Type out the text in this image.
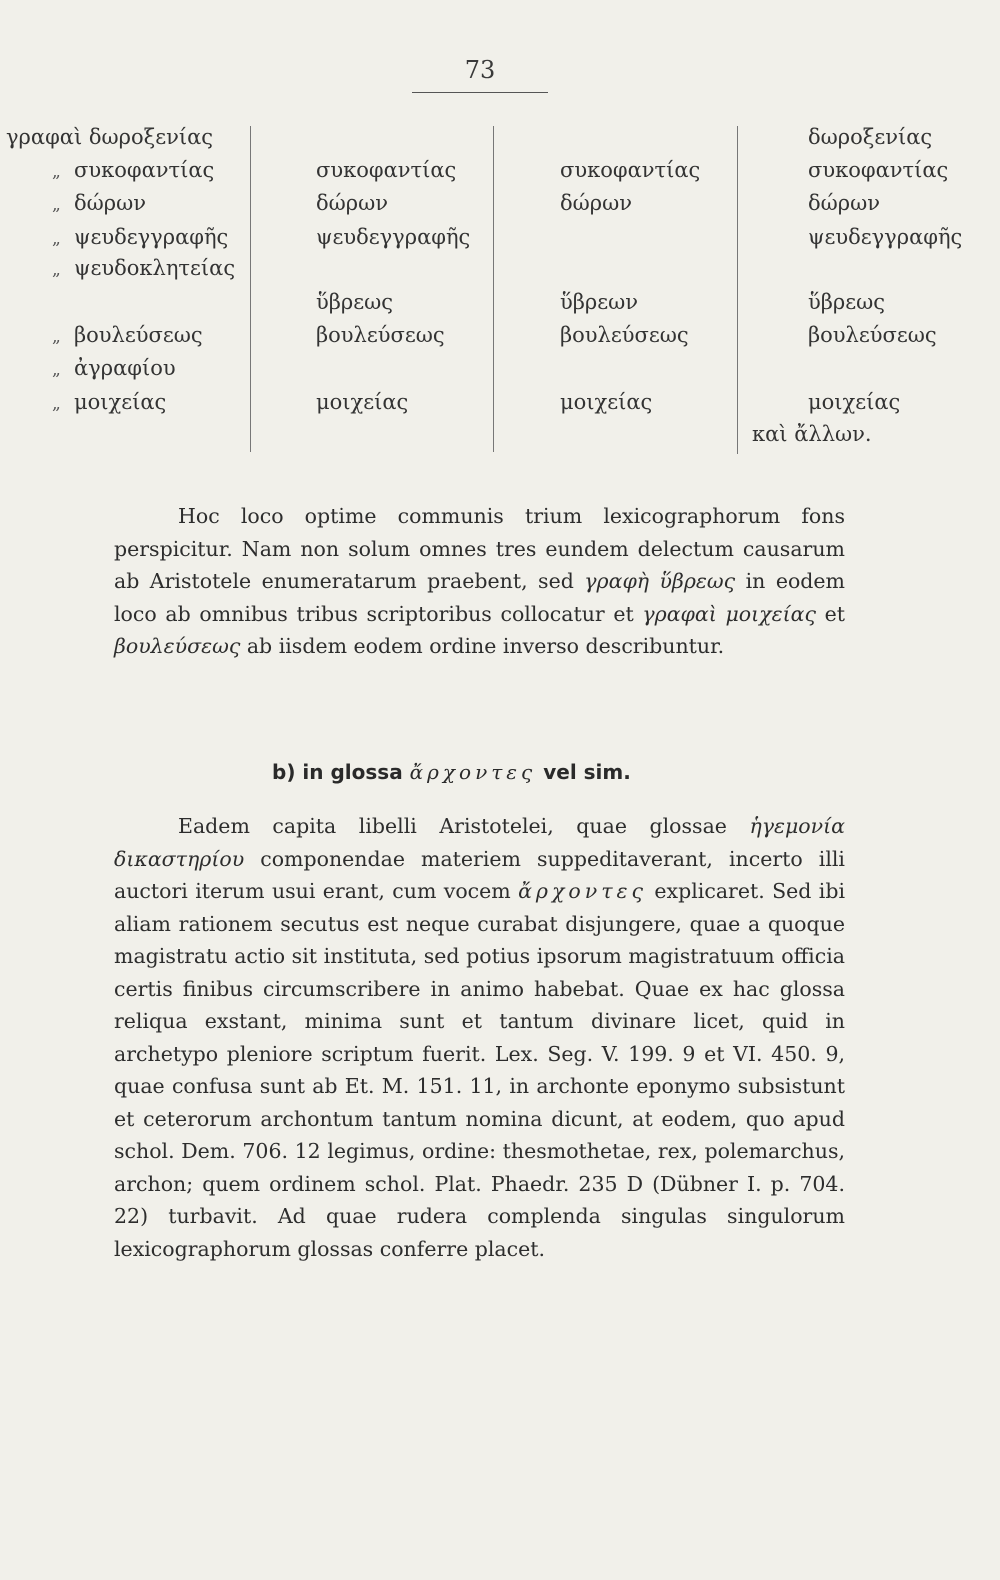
73
γραφαὶ δωροξενίας
„ συκοφαντίας
„ δώρων
„ ψευδεγγραφῆς
„ ψευδοκλητείας
„ βουλεύσεως
„ ἀγραφίου
„ μοιχείας
συκοφαντίας
δώρων
ψευδεγγραφῆς
ὕβρεως
βουλεύσεως
μοιχείας
συκοφαντίας
δώρων
ὕβρεων
βουλεύσεως
μοιχείας
δωροξενίας
συκοφαντίας
δώρων
ψευδεγγραφῆς
ὕβρεως
βουλεύσεως
μοιχείας
καὶ ἄλλων.

Hoc loco optime communis trium lexicographorum fons perspicitur. Nam non solum omnes tres eundem delectum causarum ab Aristotele enumeratarum praebent, sed γραφὴ ὕβρεως in eodem loco ab omnibus tribus scriptoribus collocatur et γραφαὶ μοιχείας et βουλεύσεως ab iisdem eodem ordine inverso describuntur.

b) in glossa ἄρχοντες vel sim.

Eadem capita libelli Aristotelei, quae glossae ἡγεμονία δικαστηρίου componendae materiem suppeditaverant, incerto illi auctori iterum usui erant, cum vocem ἄρχοντες explicaret. Sed ibi aliam rationem secutus est neque curabat disjungere, quae a quoque magistratu actio sit instituta, sed potius ipsorum magistratuum officia certis finibus circumscribere in animo habebat. Quae ex hac glossa reliqua exstant, minima sunt et tantum divinare licet, quid in archetypo pleniore scriptum fuerit. Lex. Seg. V. 199. 9 et VI. 450. 9, quae confusa sunt ab Et. M. 151. 11, in archonte eponymo subsistunt et ceterorum archontum tantum nomina dicunt, at eodem, quo apud schol. Dem. 706. 12 legimus, ordine: thesmothetae, rex, polemarchus, archon; quem ordinem schol. Plat. Phaedr. 235 D (Dübner I. p. 704. 22) turbavit. Ad quae rudera complenda singulas singulorum lexicographorum glossas conferre placet.
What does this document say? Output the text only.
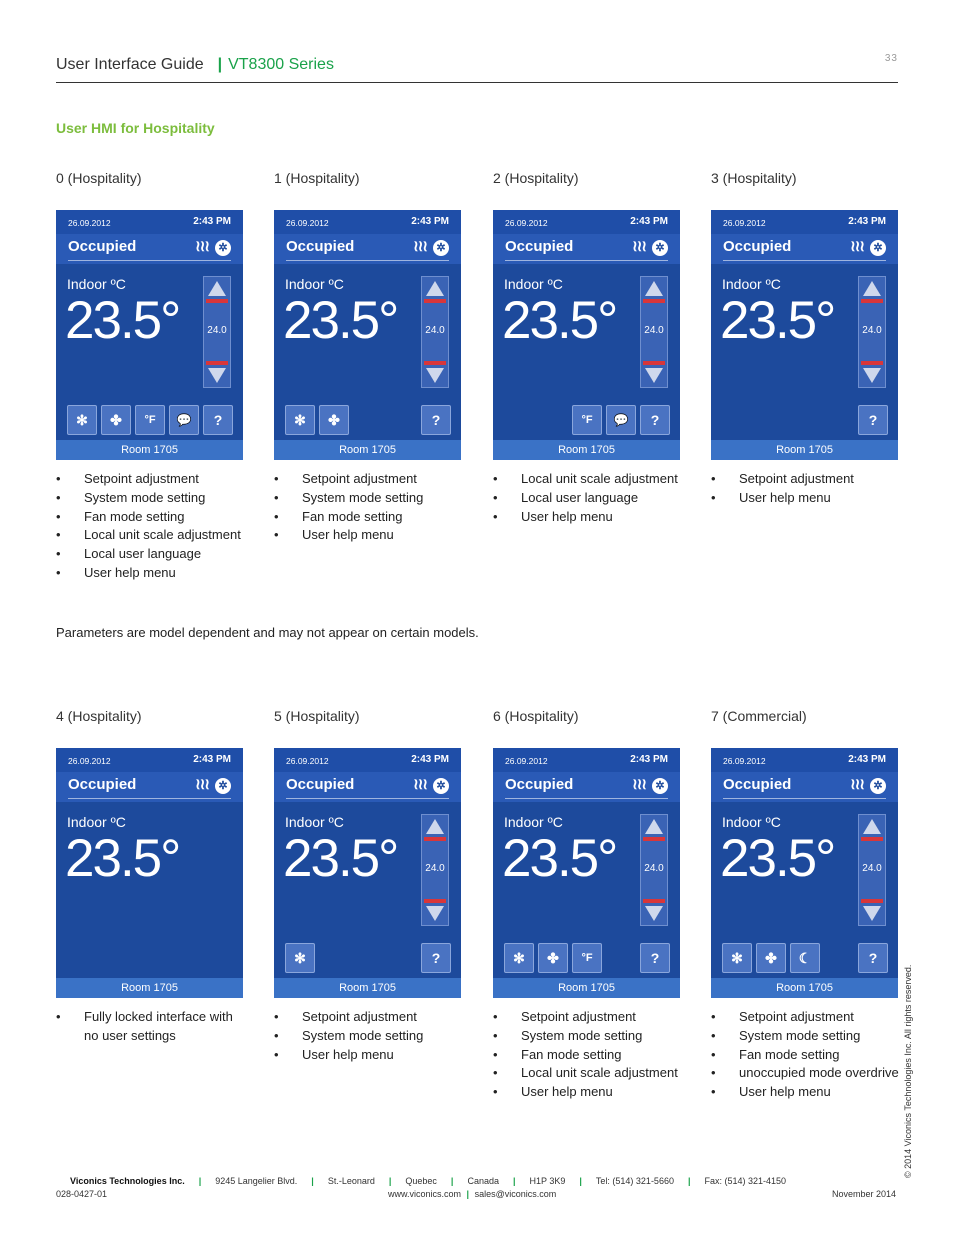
User Interface Guide | VT8300 Series	33
User HMI for Hospitality
0 (Hospitality)
26.09.2012	2:43 PM
Occupied	≀≀≀ ✲
Indoor ºC
23.5°	24.0
✻	✤	°F	💬	?
Room 1705
• Setpoint adjustment
• System mode setting
• Fan mode setting
• Local unit scale adjustment
• Local user language
• User help menu
1 (Hospitality)
26.09.2012	2:43 PM
Occupied	≀≀≀ ✲
Indoor ºC
23.5°	24.0
✻	✤	?
Room 1705
• Setpoint adjustment
• System mode setting
• Fan mode setting
• User help menu
2 (Hospitality)
26.09.2012	2:43 PM
Occupied	≀≀≀ ✲
Indoor ºC
23.5°	24.0
°F	💬	?
Room 1705
• Local unit scale adjustment
• Local user language
• User help menu
3 (Hospitality)
26.09.2012	2:43 PM
Occupied	≀≀≀ ✲
Indoor ºC
23.5°	24.0
?
Room 1705
• Setpoint adjustment
• User help menu
Parameters are model dependent and may not appear on certain models.
4 (Hospitality)
26.09.2012	2:43 PM
Occupied	≀≀≀ ✲
Indoor ºC
23.5°
Room 1705
• Fully locked interface with no user settings
5 (Hospitality)
26.09.2012	2:43 PM
Occupied	≀≀≀ ✲
Indoor ºC
23.5°	24.0
✻	?
Room 1705
• Setpoint adjustment
• System mode setting
• User help menu
6 (Hospitality)
26.09.2012	2:43 PM
Occupied	≀≀≀ ✲
Indoor ºC
23.5°	24.0
✻	✤	°F	?
Room 1705
• Setpoint adjustment
• System mode setting
• Fan mode setting
• Local unit scale adjustment
• User help menu
7 (Commercial)
26.09.2012	2:43 PM
Occupied	≀≀≀ ✲
Indoor ºC
23.5°	24.0
✻	✤	☾	?
Room 1705
• Setpoint adjustment
• System mode setting
• Fan mode setting
• unoccupied mode overdrive
• User help menu	© 2014 Viconics Technologies Inc. All rights reserved.
Viconics Technologies Inc. | 9245 Langelier Blvd. | St.-Leonard | Quebec | Canada | H1P 3K9 | Tel: (514) 321-5660 | Fax: (514) 321-4150
028-0427-01	www.viconics.com | sales@viconics.com	November 2014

================================

Copy out all lines above that include the string "text".

▶ **The solution**:
Type out the text in this image.
What does this document say? Output the text only.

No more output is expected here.